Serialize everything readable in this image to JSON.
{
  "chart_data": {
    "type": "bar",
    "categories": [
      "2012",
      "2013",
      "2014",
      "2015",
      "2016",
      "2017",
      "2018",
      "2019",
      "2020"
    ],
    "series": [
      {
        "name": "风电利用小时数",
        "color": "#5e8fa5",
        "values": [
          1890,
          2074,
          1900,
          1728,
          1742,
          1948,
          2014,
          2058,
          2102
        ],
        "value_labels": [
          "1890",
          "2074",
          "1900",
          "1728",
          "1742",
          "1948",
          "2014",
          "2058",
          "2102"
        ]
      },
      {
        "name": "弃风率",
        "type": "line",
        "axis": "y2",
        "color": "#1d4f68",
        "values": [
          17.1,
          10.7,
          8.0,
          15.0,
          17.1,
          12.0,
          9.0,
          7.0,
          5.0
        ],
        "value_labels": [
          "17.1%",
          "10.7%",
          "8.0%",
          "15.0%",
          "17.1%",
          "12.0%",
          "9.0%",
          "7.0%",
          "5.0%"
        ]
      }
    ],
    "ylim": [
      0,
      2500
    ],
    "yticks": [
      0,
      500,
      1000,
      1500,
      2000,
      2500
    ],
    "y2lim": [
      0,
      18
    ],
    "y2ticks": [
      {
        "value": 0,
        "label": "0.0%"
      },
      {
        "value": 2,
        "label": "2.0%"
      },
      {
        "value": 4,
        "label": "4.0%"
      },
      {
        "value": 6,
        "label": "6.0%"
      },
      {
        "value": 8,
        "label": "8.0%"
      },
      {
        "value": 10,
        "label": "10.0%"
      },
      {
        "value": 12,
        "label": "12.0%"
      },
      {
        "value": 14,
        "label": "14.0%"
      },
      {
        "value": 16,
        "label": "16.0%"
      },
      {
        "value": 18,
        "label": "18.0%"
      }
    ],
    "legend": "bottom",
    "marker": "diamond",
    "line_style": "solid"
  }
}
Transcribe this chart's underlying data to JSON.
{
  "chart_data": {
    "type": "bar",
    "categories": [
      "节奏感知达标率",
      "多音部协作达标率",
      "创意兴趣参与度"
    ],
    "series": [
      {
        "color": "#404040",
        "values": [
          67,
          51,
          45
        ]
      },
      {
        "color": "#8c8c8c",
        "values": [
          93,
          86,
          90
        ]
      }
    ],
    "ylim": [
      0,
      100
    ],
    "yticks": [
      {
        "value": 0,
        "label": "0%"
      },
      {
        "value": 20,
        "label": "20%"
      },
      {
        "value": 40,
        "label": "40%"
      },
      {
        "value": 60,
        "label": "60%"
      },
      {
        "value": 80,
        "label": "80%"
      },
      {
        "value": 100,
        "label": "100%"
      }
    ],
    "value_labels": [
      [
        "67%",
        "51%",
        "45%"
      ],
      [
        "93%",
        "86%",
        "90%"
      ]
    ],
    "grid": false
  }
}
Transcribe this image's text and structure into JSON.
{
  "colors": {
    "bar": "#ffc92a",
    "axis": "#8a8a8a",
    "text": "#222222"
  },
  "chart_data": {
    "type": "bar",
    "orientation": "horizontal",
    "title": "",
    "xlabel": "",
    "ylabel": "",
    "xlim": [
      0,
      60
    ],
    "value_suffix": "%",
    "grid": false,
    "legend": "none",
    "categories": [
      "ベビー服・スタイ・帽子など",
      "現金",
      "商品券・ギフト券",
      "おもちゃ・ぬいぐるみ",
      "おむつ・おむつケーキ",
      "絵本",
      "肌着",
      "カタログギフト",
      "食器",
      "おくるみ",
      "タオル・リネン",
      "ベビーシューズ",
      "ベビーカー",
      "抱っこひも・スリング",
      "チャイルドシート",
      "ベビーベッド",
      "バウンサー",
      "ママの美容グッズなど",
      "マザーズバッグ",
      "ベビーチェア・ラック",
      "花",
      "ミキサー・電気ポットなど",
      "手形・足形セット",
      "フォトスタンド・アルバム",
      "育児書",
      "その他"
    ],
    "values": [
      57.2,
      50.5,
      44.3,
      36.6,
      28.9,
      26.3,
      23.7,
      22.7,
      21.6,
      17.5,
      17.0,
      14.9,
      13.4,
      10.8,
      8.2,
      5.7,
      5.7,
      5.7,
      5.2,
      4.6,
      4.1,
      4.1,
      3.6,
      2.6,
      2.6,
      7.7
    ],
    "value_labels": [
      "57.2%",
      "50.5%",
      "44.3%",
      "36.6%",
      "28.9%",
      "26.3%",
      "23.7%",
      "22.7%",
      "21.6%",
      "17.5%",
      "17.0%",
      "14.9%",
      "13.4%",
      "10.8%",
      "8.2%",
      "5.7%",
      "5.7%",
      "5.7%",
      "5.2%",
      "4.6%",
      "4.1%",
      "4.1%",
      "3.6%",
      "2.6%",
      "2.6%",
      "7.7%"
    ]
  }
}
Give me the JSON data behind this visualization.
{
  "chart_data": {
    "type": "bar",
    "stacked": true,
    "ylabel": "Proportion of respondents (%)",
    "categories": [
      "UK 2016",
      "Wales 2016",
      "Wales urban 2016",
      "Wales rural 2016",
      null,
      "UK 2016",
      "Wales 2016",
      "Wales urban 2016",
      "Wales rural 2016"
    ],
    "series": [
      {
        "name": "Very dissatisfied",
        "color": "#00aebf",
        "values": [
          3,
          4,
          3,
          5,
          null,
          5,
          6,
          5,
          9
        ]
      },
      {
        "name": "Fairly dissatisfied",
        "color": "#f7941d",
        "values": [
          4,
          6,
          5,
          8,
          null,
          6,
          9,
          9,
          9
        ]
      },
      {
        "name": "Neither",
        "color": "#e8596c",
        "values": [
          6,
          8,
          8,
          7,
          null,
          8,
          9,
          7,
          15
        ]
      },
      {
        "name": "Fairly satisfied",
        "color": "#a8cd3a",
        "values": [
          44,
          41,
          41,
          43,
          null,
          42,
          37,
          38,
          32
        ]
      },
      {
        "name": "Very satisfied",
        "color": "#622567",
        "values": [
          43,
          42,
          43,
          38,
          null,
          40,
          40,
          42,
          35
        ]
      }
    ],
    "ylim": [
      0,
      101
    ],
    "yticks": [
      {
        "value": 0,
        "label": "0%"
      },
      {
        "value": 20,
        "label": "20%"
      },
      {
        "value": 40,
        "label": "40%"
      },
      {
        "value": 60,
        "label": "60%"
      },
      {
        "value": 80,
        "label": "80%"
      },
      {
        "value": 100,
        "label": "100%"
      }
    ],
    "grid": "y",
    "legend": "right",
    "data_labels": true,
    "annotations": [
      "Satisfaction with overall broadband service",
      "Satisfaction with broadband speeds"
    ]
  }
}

※ ※ ※

◆ Aim of the exercise
Copy every line verbatim.

◆ Task response
Serialize everything readable in this image to JSON.
{
  "chart_data": {
    "type": "bar",
    "categories": [
      "2012",
      "2013",
      "2014",
      "2015",
      "2016",
      "2017",
      "2018",
      "2019",
      "2020"
    ],
    "series": [
      {
        "name": "风电利用小时数",
        "color": "#5e8fa5",
        "values": [
          1890,
          2074,
          1900,
          1728,
          1742,
          1948,
          2014,
          2058,
          2102
        ],
        "value_labels": [
          "1890",
          "2074",
          "1900",
          "1728",
          "1742",
          "1948",
          "2014",
          "2058",
          "2102"
        ]
      },
      {
        "name": "弃风率",
        "type": "line",
        "axis": "y2",
        "color": "#1d4f68",
        "values": [
          17.1,
          10.7,
          8.0,
          15.0,
          17.1,
          12.0,
          9.0,
          7.0,
          5.0
        ],
        "value_labels": [
          "17.1%",
          "10.7%",
          "8.0%",
          "15.0%",
          "17.1%",
          "12.0%",
          "9.0%",
          "7.0%",
          "5.0%"
        ]
      }
    ],
    "ylim": [
      0,
      2500
    ],
    "yticks": [
      0,
      500,
      1000,
      1500,
      2000,
      2500
    ],
    "y2lim": [
      0,
      18
    ],
    "y2ticks": [
      {
        "value": 0,
        "label": "0.0%"
      },
      {
        "value": 2,
        "label": "2.0%"
      },
      {
        "value": 4,
        "label": "4.0%"
      },
      {
        "value": 6,
        "label": "6.0%"
      },
      {
        "value": 8,
        "label": "8.0%"
      },
      {
        "value": 10,
        "label": "10.0%"
      },
      {
        "value": 12,
        "label": "12.0%"
      },
      {
        "value": 14,
        "label": "14.0%"
      },
      {
        "value": 16,
        "label": "16.0%"
      },
      {
        "value": 18,
        "label": "18.0%"
      }
    ],
    "legend": "bottom",
    "marker": "diamond",
    "line_style": "solid"
  }
}
Transcribe this chart's underlying data to JSON.
{
  "chart_data": {
    "type": "bar",
    "categories": [
      "节奏感知达标率",
      "多音部协作达标率",
      "创意兴趣参与度"
    ],
    "series": [
      {
        "color": "#404040",
        "values": [
          67,
          51,
          45
        ]
      },
      {
        "color": "#8c8c8c",
        "values": [
          93,
          86,
          90
        ]
      }
    ],
    "ylim": [
      0,
      100
    ],
    "yticks": [
      {
        "value": 0,
        "label": "0%"
      },
      {
        "value": 20,
        "label": "20%"
      },
      {
        "value": 40,
        "label": "40%"
      },
      {
        "value": 60,
        "label": "60%"
      },
      {
        "value": 80,
        "label": "80%"
      },
      {
        "value": 100,
        "label": "100%"
      }
    ],
    "value_labels": [
      [
        "67%",
        "51%",
        "45%"
      ],
      [
        "93%",
        "86%",
        "90%"
      ]
    ],
    "grid": false
  }
}
Transcribe this image's text and structure into JSON.
{
  "colors": {
    "bar": "#ffc92a",
    "axis": "#8a8a8a",
    "text": "#222222"
  },
  "chart_data": {
    "type": "bar",
    "orientation": "horizontal",
    "title": "",
    "xlabel": "",
    "ylabel": "",
    "xlim": [
      0,
      60
    ],
    "value_suffix": "%",
    "grid": false,
    "legend": "none",
    "categories": [
      "ベビー服・スタイ・帽子など",
      "現金",
      "商品券・ギフト券",
      "おもちゃ・ぬいぐるみ",
      "おむつ・おむつケーキ",
      "絵本",
      "肌着",
      "カタログギフト",
      "食器",
      "おくるみ",
      "タオル・リネン",
      "ベビーシューズ",
      "ベビーカー",
      "抱っこひも・スリング",
      "チャイルドシート",
      "ベビーベッド",
      "バウンサー",
      "ママの美容グッズなど",
      "マザーズバッグ",
      "ベビーチェア・ラック",
      "花",
      "ミキサー・電気ポットなど",
      "手形・足形セット",
      "フォトスタンド・アルバム",
      "育児書",
      "その他"
    ],
    "values": [
      57.2,
      50.5,
      44.3,
      36.6,
      28.9,
      26.3,
      23.7,
      22.7,
      21.6,
      17.5,
      17.0,
      14.9,
      13.4,
      10.8,
      8.2,
      5.7,
      5.7,
      5.7,
      5.2,
      4.6,
      4.1,
      4.1,
      3.6,
      2.6,
      2.6,
      7.7
    ],
    "value_labels": [
      "57.2%",
      "50.5%",
      "44.3%",
      "36.6%",
      "28.9%",
      "26.3%",
      "23.7%",
      "22.7%",
      "21.6%",
      "17.5%",
      "17.0%",
      "14.9%",
      "13.4%",
      "10.8%",
      "8.2%",
      "5.7%",
      "5.7%",
      "5.7%",
      "5.2%",
      "4.6%",
      "4.1%",
      "4.1%",
      "3.6%",
      "2.6%",
      "2.6%",
      "7.7%"
    ]
  }
}
Give me the JSON data behind this visualization.
{
  "chart_data": {
    "type": "bar",
    "stacked": true,
    "ylabel": "Proportion of respondents (%)",
    "categories": [
      "UK 2016",
      "Wales 2016",
      "Wales urban 2016",
      "Wales rural 2016",
      null,
      "UK 2016",
      "Wales 2016",
      "Wales urban 2016",
      "Wales rural 2016"
    ],
    "series": [
      {
        "name": "Very dissatisfied",
        "color": "#00aebf",
        "values": [
          3,
          4,
          3,
          5,
          null,
          5,
          6,
          5,
          9
        ]
      },
      {
        "name": "Fairly dissatisfied",
        "color": "#f7941d",
        "values": [
          4,
          6,
          5,
          8,
          null,
          6,
          9,
          9,
          9
        ]
      },
      {
        "name": "Neither",
        "color": "#e8596c",
        "values": [
          6,
          8,
          8,
          7,
          null,
          8,
          9,
          7,
          15
        ]
      },
      {
        "name": "Fairly satisfied",
        "color": "#a8cd3a",
        "values": [
          44,
          41,
          41,
          43,
          null,
          42,
          37,
          38,
          32
        ]
      },
      {
        "name": "Very satisfied",
        "color": "#622567",
        "values": [
          43,
          42,
          43,
          38,
          null,
          40,
          40,
          42,
          35
        ]
      }
    ],
    "ylim": [
      0,
      101
    ],
    "yticks": [
      {
        "value": 0,
        "label": "0%"
      },
      {
        "value": 20,
        "label": "20%"
      },
      {
        "value": 40,
        "label": "40%"
      },
      {
        "value": 60,
        "label": "60%"
      },
      {
        "value": 80,
        "label": "80%"
      },
      {
        "value": 100,
        "label": "100%"
      }
    ],
    "grid": "y",
    "legend": "right",
    "data_labels": true,
    "annotations": [
      "Satisfaction with overall broadband service",
      "Satisfaction with broadband speeds"
    ]
  }
}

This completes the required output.